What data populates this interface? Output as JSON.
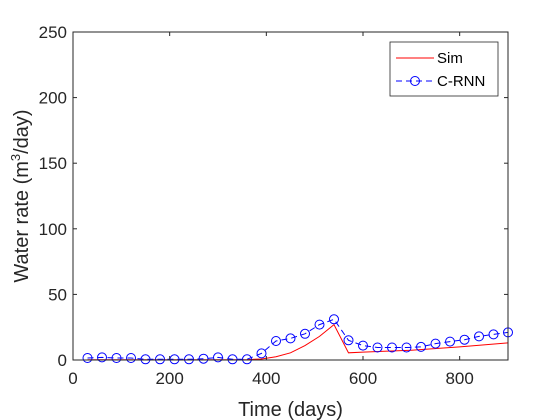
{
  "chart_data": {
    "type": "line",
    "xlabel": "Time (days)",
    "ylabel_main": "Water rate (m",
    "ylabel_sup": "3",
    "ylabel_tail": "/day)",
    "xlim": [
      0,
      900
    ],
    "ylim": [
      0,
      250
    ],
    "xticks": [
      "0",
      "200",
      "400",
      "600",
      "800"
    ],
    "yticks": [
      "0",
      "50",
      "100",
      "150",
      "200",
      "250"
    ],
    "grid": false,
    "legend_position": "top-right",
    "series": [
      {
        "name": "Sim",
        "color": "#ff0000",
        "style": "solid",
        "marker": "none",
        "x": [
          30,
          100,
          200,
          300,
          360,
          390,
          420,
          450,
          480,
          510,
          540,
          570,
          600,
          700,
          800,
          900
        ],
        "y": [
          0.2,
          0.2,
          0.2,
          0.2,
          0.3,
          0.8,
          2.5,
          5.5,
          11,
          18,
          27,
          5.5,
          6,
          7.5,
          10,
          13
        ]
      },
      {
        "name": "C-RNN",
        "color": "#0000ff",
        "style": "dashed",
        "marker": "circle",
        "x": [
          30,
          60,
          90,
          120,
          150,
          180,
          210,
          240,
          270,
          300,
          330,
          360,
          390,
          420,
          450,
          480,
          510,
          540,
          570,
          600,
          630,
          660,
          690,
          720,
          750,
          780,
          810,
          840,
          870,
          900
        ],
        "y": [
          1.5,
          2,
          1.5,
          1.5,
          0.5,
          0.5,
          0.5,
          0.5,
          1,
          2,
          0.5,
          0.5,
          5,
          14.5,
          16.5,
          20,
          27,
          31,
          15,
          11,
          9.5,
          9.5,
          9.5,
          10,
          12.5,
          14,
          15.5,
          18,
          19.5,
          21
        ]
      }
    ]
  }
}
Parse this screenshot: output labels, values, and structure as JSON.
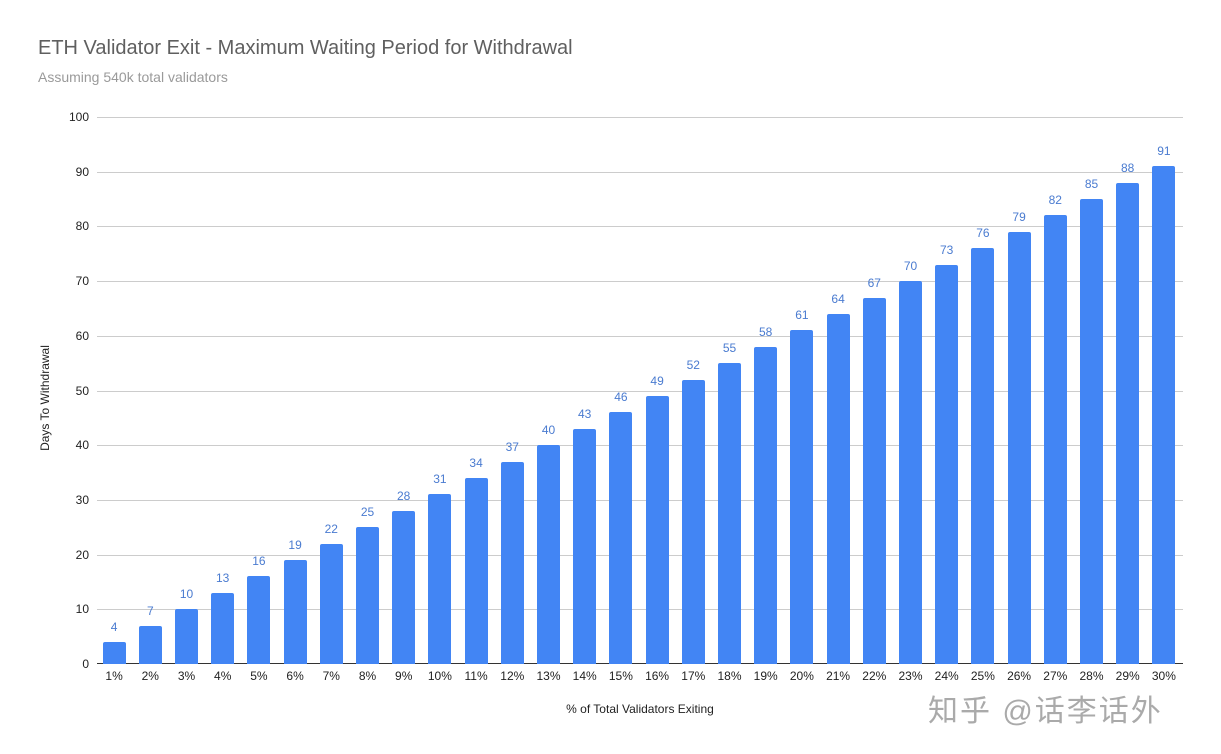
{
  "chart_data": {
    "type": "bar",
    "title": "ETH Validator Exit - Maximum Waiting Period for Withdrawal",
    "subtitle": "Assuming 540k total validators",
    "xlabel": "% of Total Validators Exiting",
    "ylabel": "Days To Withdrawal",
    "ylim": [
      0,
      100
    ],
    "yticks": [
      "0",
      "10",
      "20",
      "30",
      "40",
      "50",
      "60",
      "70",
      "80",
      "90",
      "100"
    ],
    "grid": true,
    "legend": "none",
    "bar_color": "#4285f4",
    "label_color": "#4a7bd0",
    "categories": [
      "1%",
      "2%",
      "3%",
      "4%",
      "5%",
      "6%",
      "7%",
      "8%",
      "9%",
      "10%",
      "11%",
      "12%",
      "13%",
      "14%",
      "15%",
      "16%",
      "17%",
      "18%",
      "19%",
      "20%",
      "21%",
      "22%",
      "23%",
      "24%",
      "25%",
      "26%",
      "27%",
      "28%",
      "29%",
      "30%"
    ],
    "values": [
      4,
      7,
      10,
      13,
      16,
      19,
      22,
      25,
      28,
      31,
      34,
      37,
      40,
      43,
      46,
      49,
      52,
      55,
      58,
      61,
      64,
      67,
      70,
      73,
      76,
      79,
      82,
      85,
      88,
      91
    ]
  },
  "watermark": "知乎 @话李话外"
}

• • • • • • •

■ Problem details:
Find each line that has the word "this", then copy it out.

■ Full output:
What data populates this interface? Output as JSON.
Parse this screenshot: output labels, values, and structure as JSON.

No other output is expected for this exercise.